_SELECTED PASSAGE:_

Talk:VCS package guidelines

From ArchWiki
Revision as of 13:25, 10 September 2015 by Scimmia (talk | contribs) (Guidelines on updating version numbers: Re)
Jump to navigation Jump to search

Numeric vs Date Standard in Git pkgver

I'd like to see a standard emerge in AUR Git packages, but standards have to work down to the lowest common denominator. Only a small minority of GitHub projects properly tag their releases, so there can be only two LCD standards for Git packages: the Numeric standard, e.g. ("r1581.2b039da") and the Date standard, e.g. ("2014-01-01"). The date standard is much more readable, and actionable, and has the additional benefit of being backwards compatible with older Git packages.

I don't know if any standard can emerge even if we wanted it to, but please allow me to at least add the Date standard to the VCS package guidelines wiki (as opposed to scrubbing it, :).

Using the commit date would be incorrect because it doesn't refer to a specific commit and the dates are not always sequential. It would be even more wrong if it was the build date, as that doesn't refer to anything to do with the version. -- thestinger 21:33, 23 January 2015 (UTC)
it doesn't refer to a specific commit
Neither does "r1581.2b039da" refer to a specific commit without the .git repo cmdline interaction, and it is considered best practice to prune $pkgdir of .git:
       find "$pkgdir" -type d -name .git -exec rm -r '{}' +
Can you explain what you mean by "the dates are not always sequential"? The Date standard looks like this:
       git log -1 --format="%cd" --date=short | sed "s|-||g"
It displays the latest commit date from the upstream Git repo.
In the edge case of breaking changes occurring upstream in Git repos on the same day, then package maintainers should increment pkgrel. In practice, "2014-01-01" is much more readable and useful than "r1581.2b039da". The readability benefits of "2014-01-01" vs. "r1581.2b039da" should not be underestimated due to edge cases. --Atweiden (talk) 18:39, 24 January 2015 (UTC)
A git commit id certainly refers to a specific commit. I don't know why you think this has anything to do with shipping the VCS repository in the package. The commit date of the most recent commit may be from 20 weeks ago while the earlier commits were from last week. Git does not have a linear history. It's not going to be changed to use a version format where it can go both backwards and forwards with no way of tracing it back to the commit. Readability is worthless if the information isn't meaningful... There are 2 hard requirements: newer revisions must have higher package versions without exceptions, and it must be possible to trace it back to a commit to properly identify and report bugs. -- thestinger 18:53, 24 January 2015
I am quite certain of what a commit ID looks like, e.g. 2d5749d0315a59f4a8bf73ebbe757b227c8c17a3, not r1581.2b039da.
Can you show me where to find "r1581.2b039da" on a GitHub/BitBucket repo? It doesn't exist anywhere that I can see. You need to have the repo locally, then cd into the Git repo and run:
   git rev-list --count HEAD
That is work-intensive, and it conflicts with the best practice of pruning AUR packages of .git repos.
I previously used the Wiki-recommended Numeric standard, so it's not like I haven't used it. I switched to the Date standard, updating hundreds of packages to reflect it. Why do you suppose that is?

_MATERIAL SHOWN:_
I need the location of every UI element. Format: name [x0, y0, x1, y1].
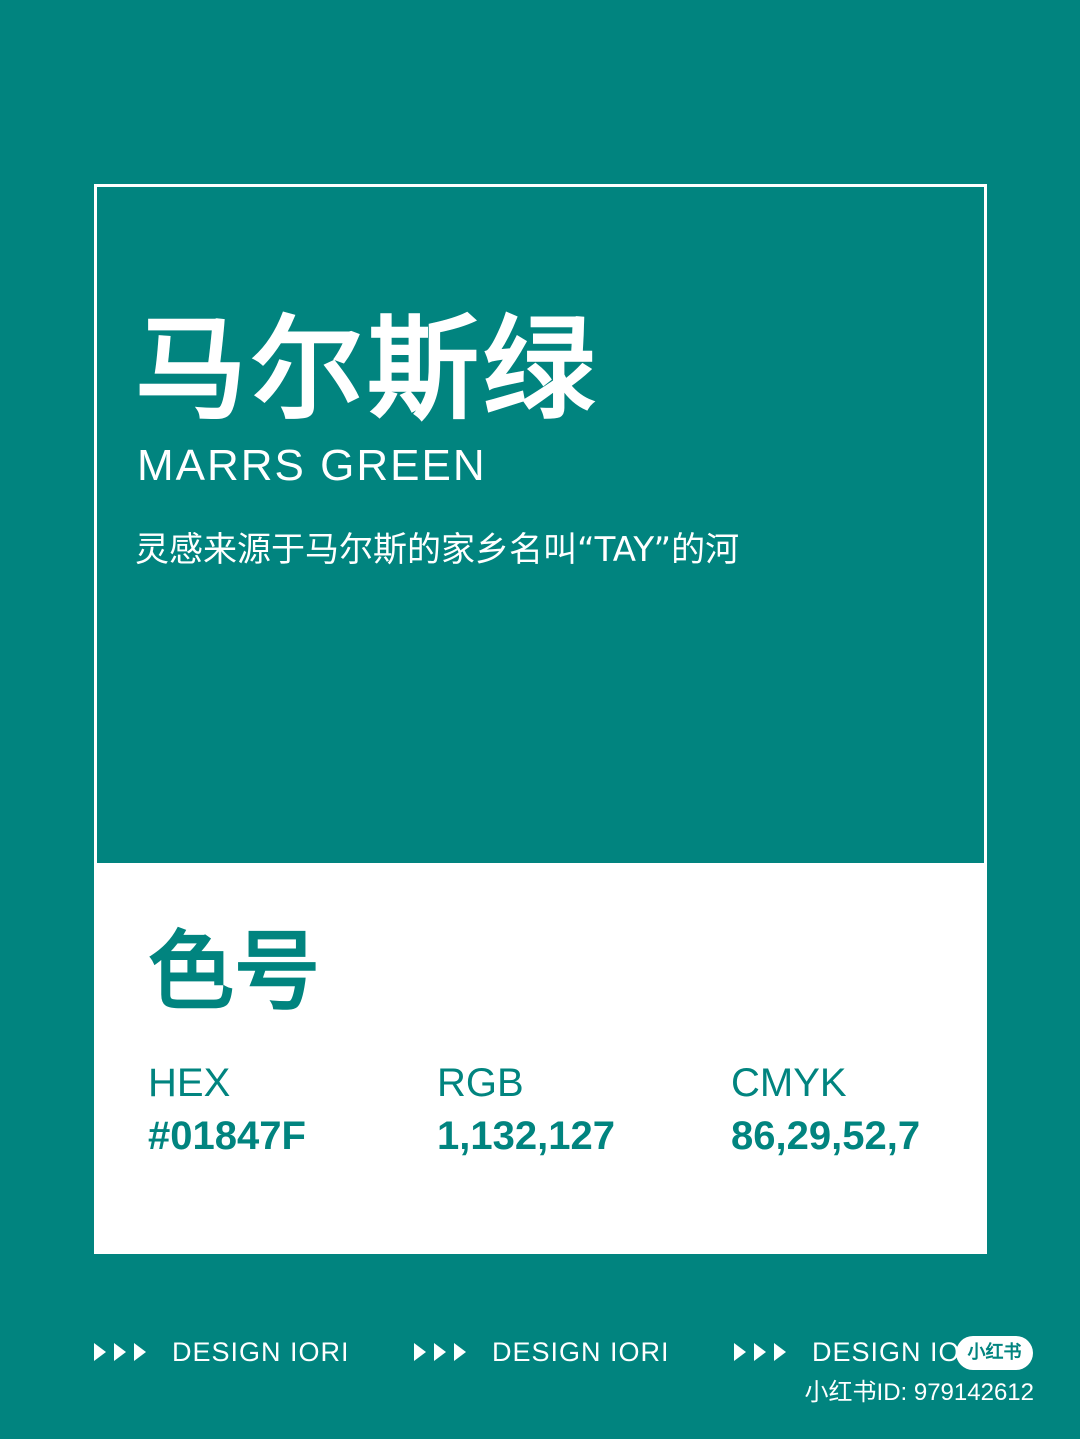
hex-value: #01847F — [148, 1114, 306, 1158]
color-name-chinese: 马尔斯绿 — [135, 305, 599, 435]
footer-brand-text: DESIGN IORI — [172, 1336, 350, 1367]
rgb-code: RGB 1,132,127 — [437, 1060, 615, 1162]
cmyk-value: 86,29,52,7 — [731, 1114, 921, 1158]
cmyk-label: CMYK — [731, 1061, 847, 1105]
rgb-label: RGB — [437, 1061, 524, 1105]
watermark-id: 小红书ID: 979142612 — [804, 1379, 1034, 1406]
color-description: 灵感来源于马尔斯的家乡名叫“TAY”的河 — [135, 530, 740, 570]
color-name-english: MARRS GREEN — [137, 441, 487, 490]
footer-brand-3: DESIGN IORI — [734, 1334, 990, 1370]
triple-arrow-icon — [734, 1342, 788, 1362]
cmyk-code: CMYK 86,29,52,7 — [731, 1060, 920, 1162]
triple-arrow-icon — [414, 1342, 468, 1362]
hex-code: HEX #01847F — [148, 1060, 306, 1162]
footer-brand-text: DESIGN IORI — [492, 1336, 670, 1367]
color-code-title: 色号 — [148, 922, 320, 1022]
color-swatch-panel — [97, 187, 984, 863]
triple-arrow-icon — [94, 1342, 148, 1362]
hex-label: HEX — [148, 1061, 231, 1105]
footer-brand-1: DESIGN IORI — [94, 1334, 350, 1370]
footer-brand-2: DESIGN IORI — [414, 1334, 670, 1370]
rgb-value: 1,132,127 — [437, 1114, 615, 1158]
xiaohongshu-logo-badge: 小红书 — [956, 1336, 1033, 1370]
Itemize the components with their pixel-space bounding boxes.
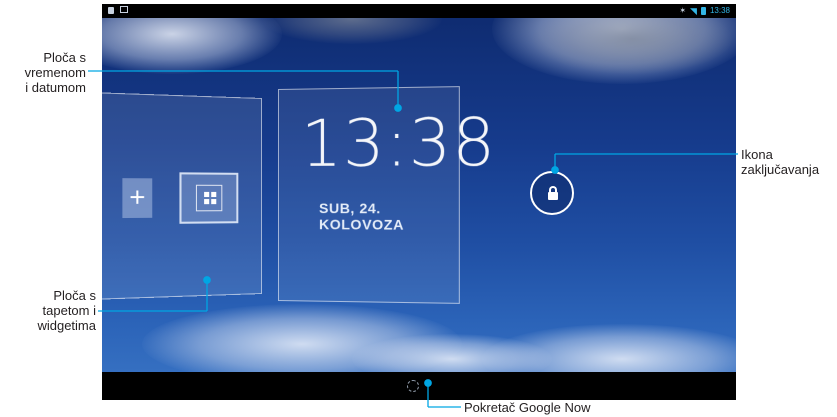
callout-lock-line-1: Ikona	[741, 147, 773, 162]
system-icons: ✶ ◥ 13:38	[679, 6, 730, 16]
lock-notification-icon	[108, 7, 114, 14]
lock-icon[interactable]	[530, 171, 574, 215]
callout-lock-line-2: zaključavanja	[741, 162, 820, 177]
clock-date: SUB, 24. KOLOVOZA	[319, 200, 405, 233]
callout-wallpaper-line-2: tapetom i	[42, 303, 96, 318]
widgets-button[interactable]	[179, 172, 239, 224]
bluetooth-icon: ✶	[679, 6, 687, 15]
callout-wallpaper-line-1: Ploča s	[53, 288, 96, 303]
clock-date-panel[interactable]: 13:38 SUB, 24. KOLOVOZA	[278, 86, 496, 304]
callout-clock-line-3: i datumom	[25, 80, 86, 95]
navigation-bar	[102, 372, 736, 400]
tablet-lock-screen: ✶ ◥ 13:38 + 13:38 SUB, 24. KOLOVOZA	[102, 4, 736, 400]
callout-google-now: Pokretač Google Now	[464, 400, 591, 415]
status-bar: ✶ ◥ 13:38	[102, 4, 736, 18]
google-now-icon[interactable]	[407, 380, 419, 392]
widget-frame	[195, 184, 223, 212]
callout-clock-line-1: Ploča s	[43, 50, 86, 65]
lock-body	[548, 192, 558, 200]
callout-clock-panel: Ploča s vremenom i datumom	[0, 50, 86, 95]
wallpaper-widget-panel[interactable]: +	[102, 92, 262, 300]
notification-icons	[108, 6, 128, 14]
callout-lock-icon: Ikona zaključavanja	[741, 147, 837, 177]
clock-time: 13:38	[300, 105, 497, 182]
callout-wallpaper-panel: Ploča s tapetom i widgetima	[0, 288, 96, 333]
status-time: 13:38	[709, 6, 730, 15]
callout-clock-line-2: vremenom	[24, 65, 86, 80]
manual-figure: ✶ ◥ 13:38 + 13:38 SUB, 24. KOLOVOZA Ploč…	[0, 0, 837, 417]
widgets-icon	[204, 191, 217, 205]
callout-wallpaper-line-3: widgetima	[37, 318, 96, 333]
wifi-icon: ◥	[690, 6, 697, 16]
screenshot-notification-icon	[120, 6, 128, 13]
battery-icon	[700, 7, 706, 15]
plus-icon[interactable]: +	[122, 178, 153, 219]
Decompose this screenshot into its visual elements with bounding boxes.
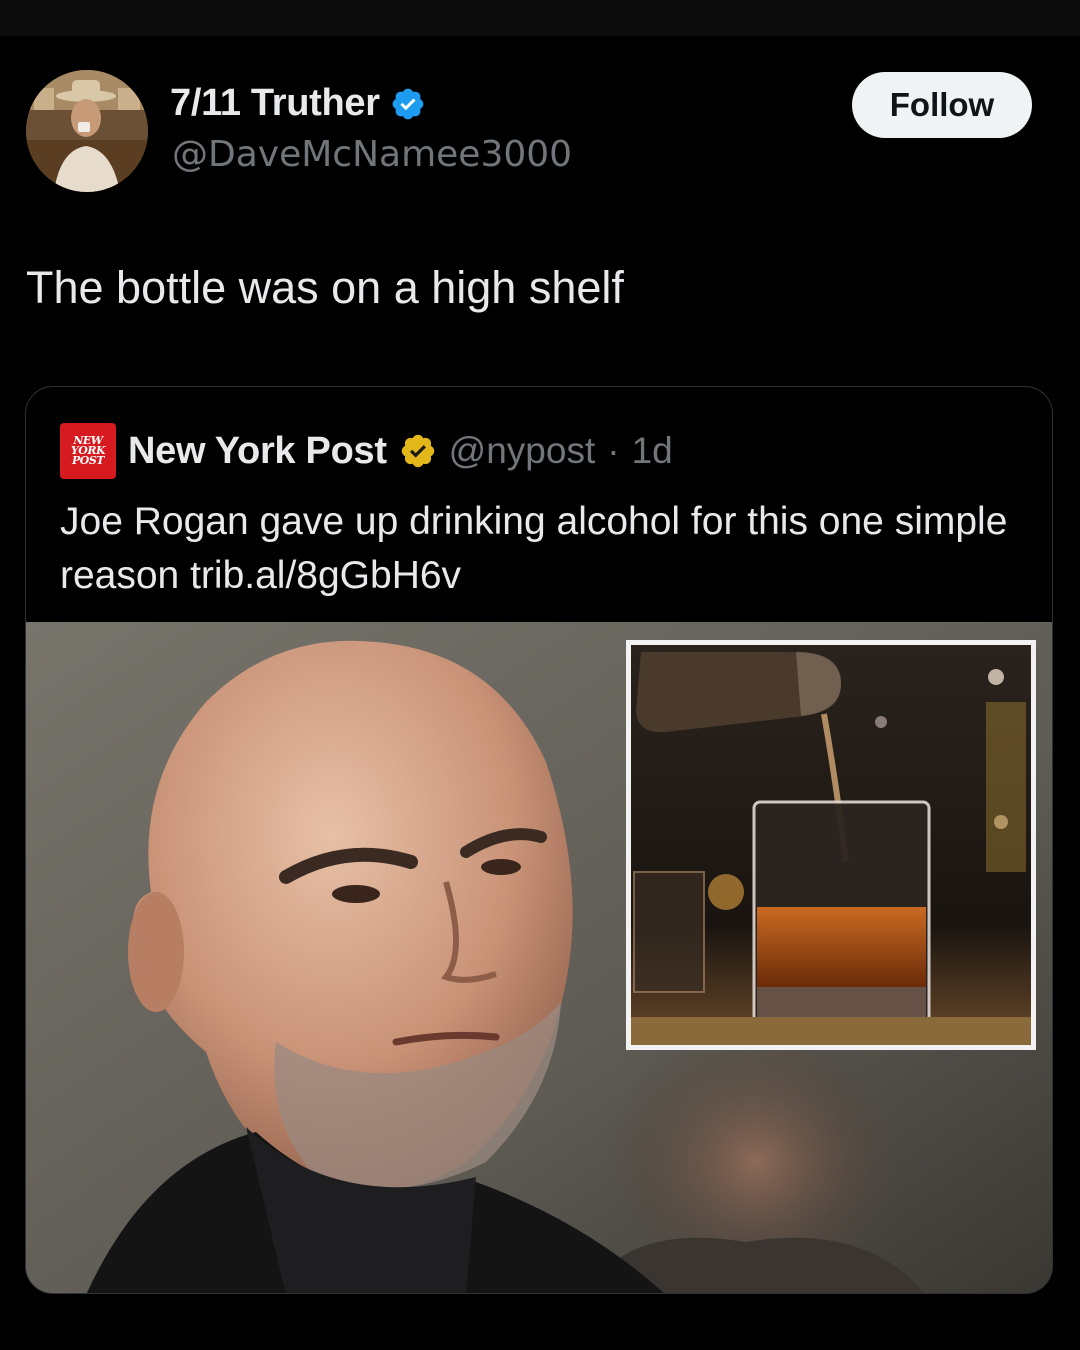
quoted-handle[interactable]: @nypost	[449, 430, 596, 472]
status-bar	[0, 0, 1080, 36]
quoted-tweet-card[interactable]: NEW YORK POST New York Post @nypost · 1d…	[25, 386, 1053, 1294]
verified-badge-icon	[392, 88, 424, 119]
follow-button[interactable]: Follow	[852, 72, 1032, 138]
nypost-logo-line3: POST	[72, 454, 104, 467]
avatar-photo	[26, 70, 148, 192]
nypost-logo[interactable]: NEW YORK POST	[60, 423, 116, 479]
author-display-name[interactable]: 7/11 Truther	[170, 82, 380, 125]
quoted-time-separator: ·	[607, 430, 620, 471]
author-handle[interactable]: @DaveMcNamee3000	[172, 134, 572, 175]
inset-whisky-photo	[626, 640, 1036, 1050]
author-avatar[interactable]	[26, 70, 148, 192]
quoted-tweet-header: NEW YORK POST New York Post @nypost · 1d	[60, 423, 673, 479]
author-display-name-row[interactable]: 7/11 Truther	[170, 82, 426, 125]
quoted-timestamp[interactable]: 1d	[632, 430, 673, 472]
quoted-display-name[interactable]: New York Post	[128, 430, 387, 473]
article-photo	[26, 622, 1052, 1293]
quoted-media-image[interactable]	[26, 622, 1052, 1293]
quoted-tweet-text: Joe Rogan gave up drinking alcohol for t…	[60, 500, 1008, 597]
verified-gold-badge-icon	[401, 434, 434, 468]
tweet-text: The bottle was on a high shelf	[26, 262, 624, 313]
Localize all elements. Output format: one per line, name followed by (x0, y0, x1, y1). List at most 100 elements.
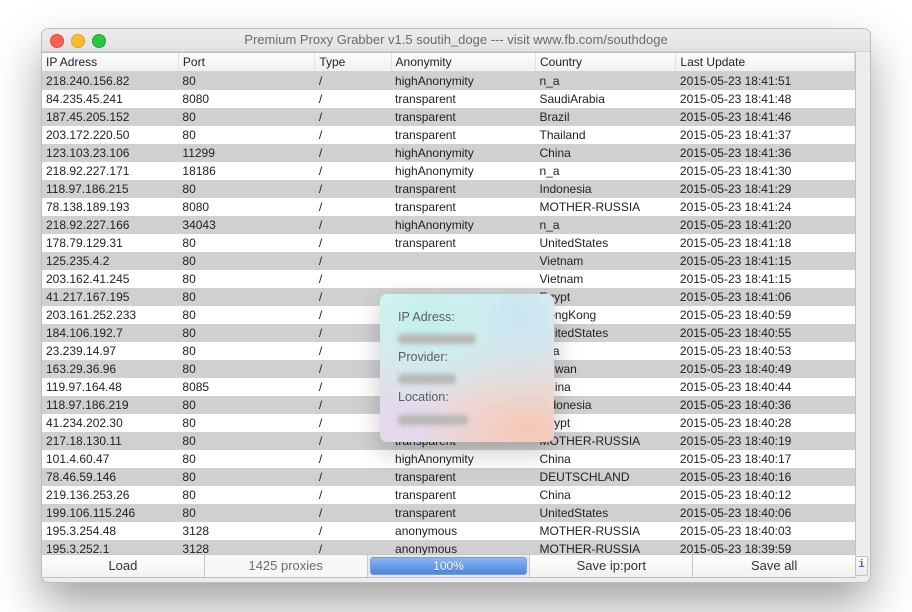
cell-type: / (315, 72, 391, 91)
table-row[interactable]: 195.3.254.483128/anonymousMOTHER-RUSSIA2… (42, 522, 855, 540)
table-row[interactable]: 199.106.115.24680/transparentUnitedState… (42, 504, 855, 522)
cell-type: / (315, 468, 391, 486)
cell-upd: 2015-05-23 18:40:49 (676, 360, 855, 378)
cell-ip: 163.29.36.96 (42, 360, 178, 378)
cell-upd: 2015-05-23 18:41:24 (676, 198, 855, 216)
cell-port: 80 (178, 108, 314, 126)
cell-upd: 2015-05-23 18:41:48 (676, 90, 855, 108)
cell-port: 8080 (178, 90, 314, 108)
cell-upd: 2015-05-23 18:40:28 (676, 414, 855, 432)
cell-ip: 218.240.156.82 (42, 72, 178, 91)
table-row[interactable]: 218.92.227.16634043/highAnonymityn_a2015… (42, 216, 855, 234)
table-row[interactable]: 125.235.4.280/Vietnam2015-05-23 18:41:15 (42, 252, 855, 270)
col-header-updated[interactable]: Last Update (676, 53, 855, 72)
table-row[interactable]: 78.46.59.14680/transparentDEUTSCHLAND201… (42, 468, 855, 486)
cell-port: 80 (178, 504, 314, 522)
table-row[interactable]: 187.45.205.15280/transparentBrazil2015-0… (42, 108, 855, 126)
close-icon[interactable] (50, 34, 64, 48)
cell-ctry: UnitedStates (535, 504, 675, 522)
cell-anon: highAnonymity (391, 162, 535, 180)
load-button[interactable]: Load (42, 555, 205, 577)
cell-type: / (315, 198, 391, 216)
cell-anon (391, 252, 535, 270)
col-header-country[interactable]: Country (535, 53, 675, 72)
cell-ctry: SaudiArabia (535, 90, 675, 108)
cell-ctry: n_a (535, 342, 675, 360)
cell-port: 80 (178, 306, 314, 324)
cell-type: / (315, 90, 391, 108)
minimize-icon[interactable] (71, 34, 85, 48)
cell-ctry: Indonesia (535, 180, 675, 198)
table-row[interactable]: 218.240.156.8280/highAnonymityn_a2015-05… (42, 72, 855, 91)
cell-port: 18186 (178, 162, 314, 180)
cell-anon: transparent (391, 180, 535, 198)
table-row[interactable]: 203.162.41.24580/Vietnam2015-05-23 18:41… (42, 270, 855, 288)
col-header-type[interactable]: Type (315, 53, 391, 72)
cell-ip: 119.97.164.48 (42, 378, 178, 396)
tooltip-provider-label: Provider: (398, 350, 448, 364)
cell-anon: transparent (391, 504, 535, 522)
cell-ctry: n_a (535, 162, 675, 180)
cell-anon: highAnonymity (391, 72, 535, 91)
cell-ip: 199.106.115.246 (42, 504, 178, 522)
tooltip-location-value-blurred (398, 415, 468, 425)
cell-anon: anonymous (391, 522, 535, 540)
cell-anon: transparent (391, 234, 535, 252)
table-row[interactable]: 123.103.23.10611299/highAnonymityChina20… (42, 144, 855, 162)
cell-upd: 2015-05-23 18:41:30 (676, 162, 855, 180)
cell-port: 8085 (178, 378, 314, 396)
cell-type: / (315, 216, 391, 234)
cell-ip: 41.234.202.30 (42, 414, 178, 432)
cell-ctry: n_a (535, 72, 675, 91)
cell-ctry: DEUTSCHLAND (535, 468, 675, 486)
col-header-anon[interactable]: Anonymity (391, 53, 535, 72)
cell-type: / (315, 234, 391, 252)
col-header-port[interactable]: Port (178, 53, 314, 72)
client-area: IP Adress Port Type Anonymity Country La… (42, 52, 870, 582)
cell-port: 80 (178, 450, 314, 468)
cell-ip: 118.97.186.219 (42, 396, 178, 414)
cell-upd: 2015-05-23 18:40:16 (676, 468, 855, 486)
cell-ip: 203.161.252.233 (42, 306, 178, 324)
table-row[interactable]: 101.4.60.4780/highAnonymityChina2015-05-… (42, 450, 855, 468)
table-row[interactable]: 78.138.189.1938080/transparentMOTHER-RUS… (42, 198, 855, 216)
cell-ctry: UnitedStates (535, 324, 675, 342)
cell-type: / (315, 504, 391, 522)
cell-upd: 2015-05-23 18:41:37 (676, 126, 855, 144)
cell-type: / (315, 450, 391, 468)
table-row[interactable]: 219.136.253.2680/transparentChina2015-05… (42, 486, 855, 504)
cell-ctry: Thailand (535, 126, 675, 144)
table-row[interactable]: 203.172.220.5080/transparentThailand2015… (42, 126, 855, 144)
save-ipport-button[interactable]: Save ip:port (530, 555, 693, 577)
cell-ctry: China (535, 486, 675, 504)
cell-port: 80 (178, 72, 314, 91)
cell-ctry: Indonesia (535, 396, 675, 414)
save-all-button[interactable]: Save all (693, 555, 855, 577)
cell-ctry: MOTHER-RUSSIA (535, 522, 675, 540)
info-button[interactable]: i (855, 556, 868, 576)
cell-anon: transparent (391, 108, 535, 126)
cell-type: / (315, 522, 391, 540)
cell-upd: 2015-05-23 18:40:55 (676, 324, 855, 342)
cell-ip: 101.4.60.47 (42, 450, 178, 468)
cell-upd: 2015-05-23 18:40:44 (676, 378, 855, 396)
cell-type: / (315, 108, 391, 126)
cell-type: / (315, 180, 391, 198)
cell-port: 11299 (178, 144, 314, 162)
app-window: Premium Proxy Grabber v1.5 soutih_doge -… (41, 28, 871, 583)
cell-ip: 184.106.192.7 (42, 324, 178, 342)
cell-upd: 2015-05-23 18:40:59 (676, 306, 855, 324)
titlebar[interactable]: Premium Proxy Grabber v1.5 soutih_doge -… (42, 29, 870, 52)
table-row[interactable]: 118.97.186.21580/transparentIndonesia201… (42, 180, 855, 198)
cell-upd: 2015-05-23 18:40:17 (676, 450, 855, 468)
col-header-ip[interactable]: IP Adress (42, 53, 178, 72)
table-row[interactable]: 178.79.129.3180/transparentUnitedStates2… (42, 234, 855, 252)
cell-port: 80 (178, 324, 314, 342)
tooltip-provider-value-blurred (398, 374, 456, 384)
table-row[interactable]: 218.92.227.17118186/highAnonymityn_a2015… (42, 162, 855, 180)
zoom-icon[interactable] (92, 34, 106, 48)
cell-upd: 2015-05-23 18:40:12 (676, 486, 855, 504)
table-row[interactable]: 84.235.45.2418080/transparentSaudiArabia… (42, 90, 855, 108)
cell-anon: transparent (391, 486, 535, 504)
cell-upd: 2015-05-23 18:40:36 (676, 396, 855, 414)
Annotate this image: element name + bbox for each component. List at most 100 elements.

_GIVEN PROBLEM:_ Continue the talk-page discussion about date versus numeric version strings for Git packages from the point where it stops.

_ANSWER TO THIS PROBLEM:_
Readability is worthless if the information isn't meaningful
You'd be hard pressed to convince me that the date "2014-01-01" is somehow *less* semantically meaningful or actionable than "r1581". I say this after maintaining for years, hundreds of Git packages in the AUR. You can tell by grepping `pacman -Q` exactly which AUR git packages are out of date with a two-second visit to GitHub. The Date standard is incredibly actionable and pragmatic not to mention simple and immediately understandable by anyone.
newer revisions must have higher package versions without exceptions
Not a problem: "2014-01-01" < "2014-01-02"
it must be possible to trace it back to a commit to properly identify and report bugs
Given how frequently "stable" Go packages and C packages pull in Git dependencies as part of their build process without specifying a certain commit, I disagree with this proposition. Why would recording the version of acmedaemon as 1.5, when it pulls in Git packages without specifying commit ID, be all that different in bug reports than "2014-01-01"? In both cases, you will not be able to track down the exact cause of the bug by commit. In both cases, you will in all likelihood end up consulting the build date. --Atweiden (talk) 03:32, 25 January 2015 (UTC)
I am quite certain of what a commit ID looks like, e.g. 2d5749d0315a59f4a8bf73ebbe757b227c8c17a3, not r1581.2b039da.
In your scenerio, 2b039da is the short version of the commit hash and does point to a specific commit. As for where you find it on Github, it's listed on the commit log, of course. Just look at the right hand side of the page.
You'd be hard pressed to convince me that the date "2014-01-01" is somehow *less* semantically meaningful or actionable than "r1581".
In this case, human readability really is meaningless. Machine readability is all that matters.
Not a problem: "2014-01-01" < "2014-01-02"
And what happens when the commit after that is dated 2013-12-31? As thestinger pointed out, Git is not linear.
Scimmia (talk) 03:40, 25 January 2015 (UTC)
2b039da is the short version of the commit hash
Can this information be easily compared on GitHub to your local package version to check if it is out of date? The answer is no.
It is not actionable, except by cloning the repo yourself, running the Git command, and then manually scanning the Git log for short versions. It's very work-intensive.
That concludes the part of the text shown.